→ Extracted records:
Begin

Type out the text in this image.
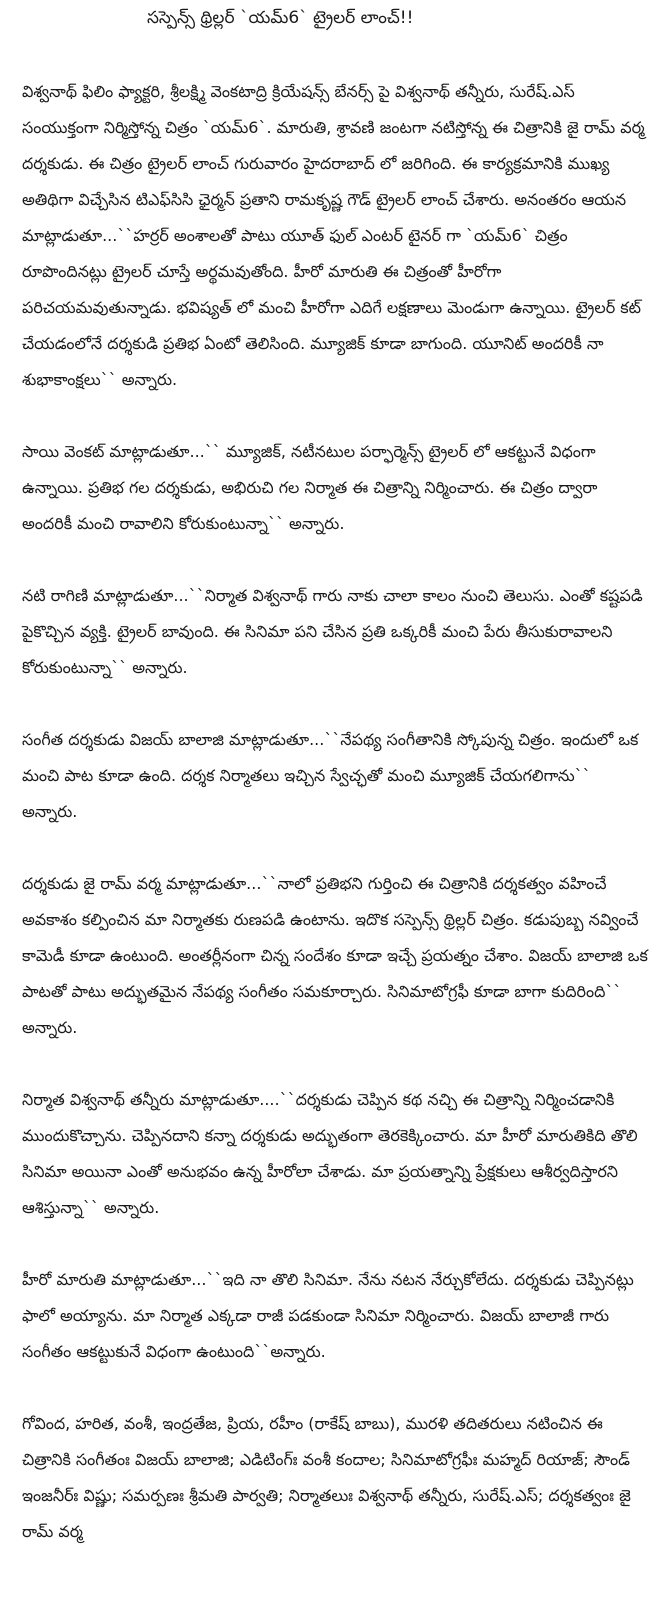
సస్పెన్స్ థ్రిల్లర్ `యమ్6` ట్రైలర్ లాంచ్!!

విశ్వనాథ్ ఫిలిం ఫ్యాక్టరి, శ్రీలక్ష్మి వెంకటాద్రి క్రియేషన్స్ బేనర్స్ పై విశ్వనాథ్ తన్నీరు, సురేష్.ఎస్ సంయుక్తంగా నిర్మిస్తోన్న చిత్రం `యమ్6`. మారుతి, శ్రావణి జంటగా నటిస్తోన్న ఈ చిత్రానికి జై రామ్ వర్మ దర్శకుడు. ఈ చిత్రం ట్రైలర్ లాంచ్ గురువారం హైదరాబాద్ లో జరిగింది. ఈ కార్యక్రమానికి ముఖ్య అతిథిగా విచ్చేసిన టిఎఫ్‌సిసి ఛైర్మన్ ప్రతాని రామకృష్ణ గౌడ్ ట్రైలర్ లాంచ్ చేశారు. అనంతరం ఆయన మాట్లాడుతూ...``హర్రర్ అంశాలతో పాటు యూత్ ఫుల్ ఎంటర్ టైనర్ గా `యమ్6` చిత్రం రూపొందినట్లు ట్రైలర్ చూస్తే అర్థమవుతోంది. హీరో మారుతి ఈ చిత్రంతో హీరోగా పరిచయమవుతున్నాడు. భవిష్యత్ లో మంచి హీరోగా ఎదిగే లక్షణాలు మెండుగా ఉన్నాయి. ట్రైలర్ కట్ చేయడంలోనే దర్శకుడి ప్రతిభ ఏంటో తెలిసింది. మ్యూజిక్ కూడా బాగుంది. యూనిట్ అందరికీ నా శుభాకాంక్షలు`` అన్నారు.

సాయి వెంకట్ మాట్లాడుతూ...`` మ్యూజిక్, నటీనటుల పర్ఫార్మెన్స్ ట్రైలర్ లో ఆకట్టునే విధంగా ఉన్నాయి. ప్రతిభ గల దర్శకుడు, అభిరుచి గల నిర్మాత ఈ చిత్రాన్ని నిర్మించారు. ఈ చిత్రం ద్వారా అందరికీ మంచి రావాలిని కోరుకుంటున్నా`` అన్నారు.

నటి రాగిణి మాట్లాడుతూ...``నిర్మాత విశ్వనాథ్ గారు నాకు చాలా కాలం నుంచి తెలుసు. ఎంతో కష్టపడి పైకొచ్చిన వ్యక్తి. ట్రైలర్ బావుంది. ఈ సినిమా పని చేసిన ప్రతి ఒక్కరికీ మంచి పేరు తీసుకురావాలని కోరుకుంటున్నా`` అన్నారు.

సంగీత దర్శకుడు విజయ్ బాలాజి మాట్లాడుతూ...``నేపథ్య సంగీతానికి స్కోపున్న చిత్రం. ఇందులో ఒక మంచి పాట కూడా ఉంది. దర్శక నిర్మాతలు ఇచ్చిన స్వేచ్ఛతో మంచి మ్యూజిక్ చేయగలిగాను`` అన్నారు.

దర్శకుడు జై రామ్ వర్మ మాట్లాడుతూ...``నాలో ప్రతిభని గుర్తించి ఈ చిత్రానికి దర్శకత్వం వహించే అవకాశం కల్పించిన మా నిర్మాతకు రుణపడి ఉంటాను. ఇదొక సస్పెన్స్ థ్రిల్లర్ చిత్రం. కడుపుబ్బ నవ్వించే కామెడీ కూడా ఉంటుంది. అంతర్లీనంగా చిన్న సందేశం కూడా ఇచ్చే ప్రయత్నం చేశాం. విజయ్ బాలాజి ఒక పాటతో పాటు అద్భుతమైన నేపథ్య సంగీతం సమకూర్చారు. సినిమాటోగ్రఫీ కూడా బాగా కుదిరింది`` అన్నారు.

నిర్మాత విశ్వనాథ్ తన్నీరు మాట్లాడుతూ....``దర్శకుడు చెప్పిన కథ నచ్చి ఈ చిత్రాన్ని నిర్మించడానికి ముందుకొచ్చాను. చెప్పినదాని కన్నా దర్శకుడు అద్భుతంగా తెరకెక్కించారు. మా హీరో మారుతికిది తొలి సినిమా అయినా ఎంతో అనుభవం ఉన్న హీరోలా చేశాడు. మా ప్రయత్నాన్ని ప్రేక్షకులు ఆశీర్వదిస్తారని ఆశిస్తున్నా`` అన్నారు.

హీరో మారుతి మాట్లాడుతూ...``ఇది నా తొలి సినిమా. నేను నటన నేర్చుకోలేదు. దర్శకుడు చెప్పినట్లు ఫాలో అయ్యాను. మా నిర్మాత ఎక్కడా రాజీ పడకుండా సినిమా నిర్మించారు. విజయ్ బాలాజీ గారు సంగీతం ఆకట్టుకునే విధంగా ఉంటుంది``అన్నారు.

గోవింద, హరిత, వంశీ, ఇంద్రతేజ, ప్రియ, రహీం (రాకేష్ బాబు), మురళి తదితరులు నటించిన ఈ చిత్రానికి సంగీతంః విజయ్ బాలాజి; ఎడిటింగ్ః వంశీ కందాల; సినిమాటోగ్రఫీః మహ్మద్ రియాజ్; సౌండ్ ఇంజనీర్ః విష్ణు; సమర్పణః శ్రీమతి పార్వతి; నిర్మాతలుః విశ్వనాథ్ తన్నీరు, సురేష్.ఎస్; దర్శకత్వంః జై రామ్ వర్మ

End

→ Exercise details: Pictures in the records above should not be copied. Repeat everything else exactly.

→ Response to the exercise:
Type out the text in this image.
సస్పెన్స్ థ్రిల్లర్ `యమ్6` ట్రైలర్ లాంచ్!!

విశ్వనాథ్ ఫిలిం ఫ్యాక్టరి, శ్రీలక్ష్మి వెంకటాద్రి క్రియేషన్స్ బేనర్స్ పై విశ్వనాథ్ తన్నీరు, సురేష్.ఎస్ సంయుక్తంగా నిర్మిస్తోన్న చిత్రం `యమ్6`. మారుతి, శ్రావణి జంటగా నటిస్తోన్న ఈ చిత్రానికి జై రామ్ వర్మ దర్శకుడు. ఈ చిత్రం ట్రైలర్ లాంచ్ గురువారం హైదరాబాద్ లో జరిగింది. ఈ కార్యక్రమానికి ముఖ్య అతిథిగా విచ్చేసిన టిఎఫ్‌సిసి ఛైర్మన్ ప్రతాని రామకృష్ణ గౌడ్ ట్రైలర్ లాంచ్ చేశారు. అనంతరం ఆయన మాట్లాడుతూ...``హర్రర్ అంశాలతో పాటు యూత్ ఫుల్ ఎంటర్ టైనర్ గా `యమ్6` చిత్రం రూపొందినట్లు ట్రైలర్ చూస్తే అర్థమవుతోంది. హీరో మారుతి ఈ చిత్రంతో హీరోగా పరిచయమవుతున్నాడు. భవిష్యత్ లో మంచి హీరోగా ఎదిగే లక్షణాలు మెండుగా ఉన్నాయి. ట్రైలర్ కట్ చేయడంలోనే దర్శకుడి ప్రతిభ ఏంటో తెలిసింది. మ్యూజిక్ కూడా బాగుంది. యూనిట్ అందరికీ నా శుభాకాంక్షలు`` అన్నారు.

సాయి వెంకట్ మాట్లాడుతూ...`` మ్యూజిక్, నటీనటుల పర్ఫార్మెన్స్ ట్రైలర్ లో ఆకట్టునే విధంగా ఉన్నాయి. ప్రతిభ గల దర్శకుడు, అభిరుచి గల నిర్మాత ఈ చిత్రాన్ని నిర్మించారు. ఈ చిత్రం ద్వారా అందరికీ మంచి రావాలిని కోరుకుంటున్నా`` అన్నారు.

నటి రాగిణి మాట్లాడుతూ...``నిర్మాత విశ్వనాథ్ గారు నాకు చాలా కాలం నుంచి తెలుసు. ఎంతో కష్టపడి పైకొచ్చిన వ్యక్తి. ట్రైలర్ బావుంది. ఈ సినిమా పని చేసిన ప్రతి ఒక్కరికీ మంచి పేరు తీసుకురావాలని కోరుకుంటున్నా`` అన్నారు.

సంగీత దర్శకుడు విజయ్ బాలాజి మాట్లాడుతూ...``నేపథ్య సంగీతానికి స్కోపున్న చిత్రం. ఇందులో ఒక మంచి పాట కూడా ఉంది. దర్శక నిర్మాతలు ఇచ్చిన స్వేచ్ఛతో మంచి మ్యూజిక్ చేయగలిగాను`` అన్నారు.

దర్శకుడు జై రామ్ వర్మ మాట్లాడుతూ...``నాలో ప్రతిభని గుర్తించి ఈ చిత్రానికి దర్శకత్వం వహించే అవకాశం కల్పించిన మా నిర్మాతకు రుణపడి ఉంటాను. ఇదొక సస్పెన్స్ థ్రిల్లర్ చిత్రం. కడుపుబ్బ నవ్వించే కామెడీ కూడా ఉంటుంది. అంతర్లీనంగా చిన్న సందేశం కూడా ఇచ్చే ప్రయత్నం చేశాం. విజయ్ బాలాజి ఒక పాటతో పాటు అద్భుతమైన నేపథ్య సంగీతం సమకూర్చారు. సినిమాటోగ్రఫీ కూడా బాగా కుదిరింది`` అన్నారు.

నిర్మాత విశ్వనాథ్ తన్నీరు మాట్లాడుతూ....``దర్శకుడు చెప్పిన కథ నచ్చి ఈ చిత్రాన్ని నిర్మించడానికి ముందుకొచ్చాను. చెప్పినదాని కన్నా దర్శకుడు అద్భుతంగా తెరకెక్కించారు. మా హీరో మారుతికిది తొలి సినిమా అయినా ఎంతో అనుభవం ఉన్న హీరోలా చేశాడు. మా ప్రయత్నాన్ని ప్రేక్షకులు ఆశీర్వదిస్తారని ఆశిస్తున్నా`` అన్నారు.

హీరో మారుతి మాట్లాడుతూ...``ఇది నా తొలి సినిమా. నేను నటన నేర్చుకోలేదు. దర్శకుడు చెప్పినట్లు ఫాలో అయ్యాను. మా నిర్మాత ఎక్కడా రాజీ పడకుండా సినిమా నిర్మించారు. విజయ్ బాలాజీ గారు సంగీతం ఆకట్టుకునే విధంగా ఉంటుంది``అన్నారు.

గోవింద, హరిత, వంశీ, ఇంద్రతేజ, ప్రియ, రహీం (రాకేష్ బాబు), మురళి తదితరులు నటించిన ఈ చిత్రానికి సంగీతంః విజయ్ బాలాజి; ఎడిటింగ్ః వంశీ కందాల; సినిమాటోగ్రఫీః మహ్మద్ రియాజ్; సౌండ్ ఇంజనీర్ః విష్ణు; సమర్పణః శ్రీమతి పార్వతి; నిర్మాతలుః విశ్వనాథ్ తన్నీరు, సురేష్.ఎస్; దర్శకత్వంః జై రామ్ వర్మ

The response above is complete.